» **Written request**:
In the listing below, identify each line with the word "have" and return those lines.

» **Entries provided**:
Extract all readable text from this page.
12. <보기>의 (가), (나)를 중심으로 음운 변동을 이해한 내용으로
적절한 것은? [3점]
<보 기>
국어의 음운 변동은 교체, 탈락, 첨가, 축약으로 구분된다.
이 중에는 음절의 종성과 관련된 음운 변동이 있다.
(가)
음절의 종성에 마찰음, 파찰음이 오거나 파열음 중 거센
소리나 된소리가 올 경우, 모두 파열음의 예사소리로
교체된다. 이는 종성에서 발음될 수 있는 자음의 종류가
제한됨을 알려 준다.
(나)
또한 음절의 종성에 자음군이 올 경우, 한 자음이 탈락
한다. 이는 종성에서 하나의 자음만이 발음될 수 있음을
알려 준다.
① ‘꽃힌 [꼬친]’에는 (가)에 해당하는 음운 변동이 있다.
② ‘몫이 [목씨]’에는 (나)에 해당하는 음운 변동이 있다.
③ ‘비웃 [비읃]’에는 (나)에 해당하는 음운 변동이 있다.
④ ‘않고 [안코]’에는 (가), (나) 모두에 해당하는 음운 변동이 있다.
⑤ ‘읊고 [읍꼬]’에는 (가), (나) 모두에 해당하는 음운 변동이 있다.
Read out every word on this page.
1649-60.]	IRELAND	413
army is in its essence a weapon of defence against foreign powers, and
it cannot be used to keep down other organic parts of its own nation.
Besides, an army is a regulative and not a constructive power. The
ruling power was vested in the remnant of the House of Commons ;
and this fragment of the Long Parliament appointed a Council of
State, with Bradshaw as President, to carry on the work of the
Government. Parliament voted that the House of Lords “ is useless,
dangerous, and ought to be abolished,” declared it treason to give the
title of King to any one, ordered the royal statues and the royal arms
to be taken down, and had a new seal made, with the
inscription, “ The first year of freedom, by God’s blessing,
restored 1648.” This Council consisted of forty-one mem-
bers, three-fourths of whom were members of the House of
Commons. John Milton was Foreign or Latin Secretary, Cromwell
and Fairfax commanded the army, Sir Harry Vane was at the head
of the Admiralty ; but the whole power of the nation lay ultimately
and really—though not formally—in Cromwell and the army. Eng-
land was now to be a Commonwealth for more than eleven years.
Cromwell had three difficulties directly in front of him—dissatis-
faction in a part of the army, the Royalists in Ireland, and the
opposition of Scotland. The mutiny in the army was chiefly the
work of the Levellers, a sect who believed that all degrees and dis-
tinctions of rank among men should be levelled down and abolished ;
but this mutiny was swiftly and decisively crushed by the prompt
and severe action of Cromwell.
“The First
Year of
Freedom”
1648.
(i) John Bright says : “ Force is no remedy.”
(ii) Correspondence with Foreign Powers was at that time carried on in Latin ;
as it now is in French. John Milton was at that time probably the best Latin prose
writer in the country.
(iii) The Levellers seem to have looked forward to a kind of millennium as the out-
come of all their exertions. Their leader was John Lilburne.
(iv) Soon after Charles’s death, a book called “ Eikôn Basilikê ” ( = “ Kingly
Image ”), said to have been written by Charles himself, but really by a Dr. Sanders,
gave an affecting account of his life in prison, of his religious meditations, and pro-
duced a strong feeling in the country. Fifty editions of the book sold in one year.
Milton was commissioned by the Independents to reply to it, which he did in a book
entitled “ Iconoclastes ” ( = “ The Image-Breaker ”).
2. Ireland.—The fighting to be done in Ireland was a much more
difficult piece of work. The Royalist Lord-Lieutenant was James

» **Exercise answer**:
(iii) The Levellers seem to have looked forward to a kind of millennium as the out-
Image ”), said to have been written by Charles himself, but really by a Dr. Sanders,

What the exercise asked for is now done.